Saved entries:
◆ ◆ ◆ ◆

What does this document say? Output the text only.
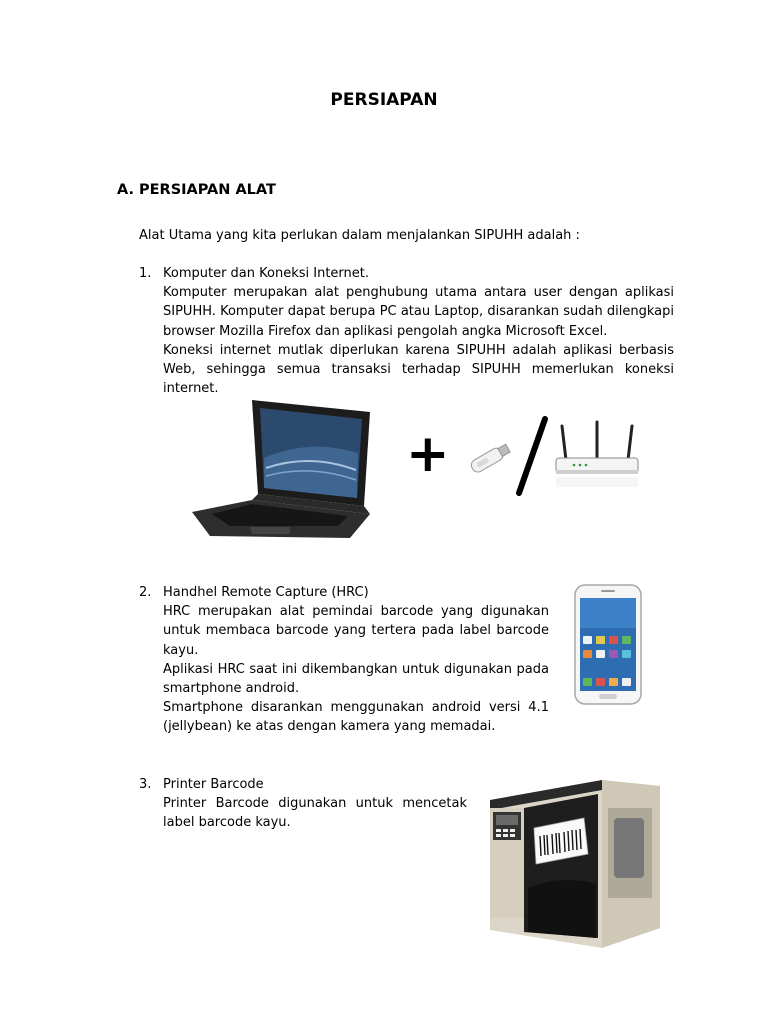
PERSIAPAN
A. PERSIAPAN ALAT
Alat Utama yang kita perlukan dalam menjalankan SIPUHH adalah :
1. Komputer dan Koneksi Internet.

Komputer merupakan alat penghubung utama antara user dengan aplikasi SIPUHH. Komputer dapat berupa PC atau Laptop, disarankan sudah dilengkapi browser Mozilla Firefox dan aplikasi pengolah angka Microsoft Excel.

Koneksi internet mutlak diperlukan karena SIPUHH adalah aplikasi berbasis Web, sehingga semua transaksi terhadap SIPUHH memerlukan koneksi internet.

+
2. Handhel Remote Capture (HRC)

HRC merupakan alat pemindai barcode yang digunakan untuk membaca barcode yang tertera pada label barcode kayu.

Aplikasi HRC saat ini dikembangkan untuk digunakan pada smartphone android.

Smartphone disarankan menggunakan android versi 4.1 (jellybean) ke atas dengan kamera yang memadai.

3. Printer Barcode

Printer Barcode digunakan untuk mencetak label barcode kayu.
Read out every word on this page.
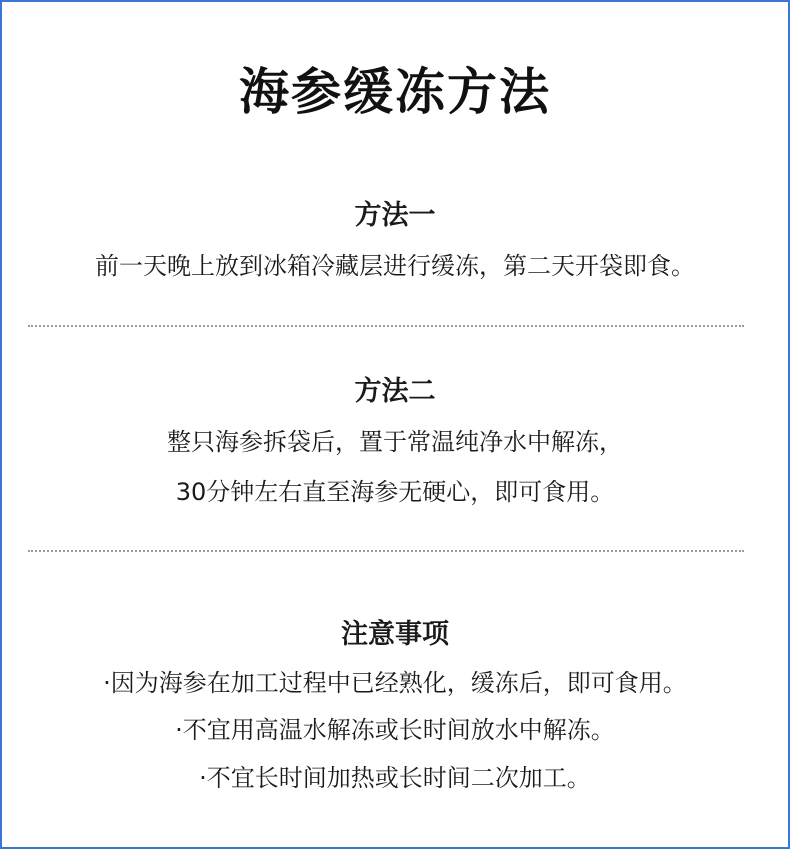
海参缓冻方法
方法一
前一天晚上放到冰箱冷藏层进行缓冻，第二天开袋即食。
方法二
整只海参拆袋后，置于常温纯净水中解冻，
30分钟左右直至海参无硬心，即可食用。
注意事项
·因为海参在加工过程中已经熟化，缓冻后，即可食用。
·不宜用高温水解冻或长时间放水中解冻。
·不宜长时间加热或长时间二次加工。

◆ ◆ ◆ ◆

**GOAL**
Could you reproduce every record above exactly, leaving out the pictures?

**EXERCISE OUTPUT**
What does this document say? Output the text only.
PERSIAPAN
A. PERSIAPAN ALAT
Alat Utama yang kita perlukan dalam menjalankan SIPUHH adalah :
1. Komputer dan Koneksi Internet.

Komputer merupakan alat penghubung utama antara user dengan aplikasi SIPUHH. Komputer dapat berupa PC atau Laptop, disarankan sudah dilengkapi browser Mozilla Firefox dan aplikasi pengolah angka Microsoft Excel.

Koneksi internet mutlak diperlukan karena SIPUHH adalah aplikasi berbasis Web, sehingga semua transaksi terhadap SIPUHH memerlukan koneksi internet.

+
2. Handhel Remote Capture (HRC)

HRC merupakan alat pemindai barcode yang digunakan untuk membaca barcode yang tertera pada label barcode kayu.

Aplikasi HRC saat ini dikembangkan untuk digunakan pada smartphone android.

Smartphone disarankan menggunakan android versi 4.1 (jellybean) ke atas dengan kamera yang memadai.

3. Printer Barcode

Printer Barcode digunakan untuk mencetak label barcode kayu.
Read out every word on this page.
海参缓冻方法
方法一
前一天晚上放到冰箱冷藏层进行缓冻，第二天开袋即食。
方法二
整只海参拆袋后，置于常温纯净水中解冻，
30分钟左右直至海参无硬心，即可食用。
注意事项
·因为海参在加工过程中已经熟化，缓冻后，即可食用。
·不宜用高温水解冻或长时间放水中解冻。
·不宜长时间加热或长时间二次加工。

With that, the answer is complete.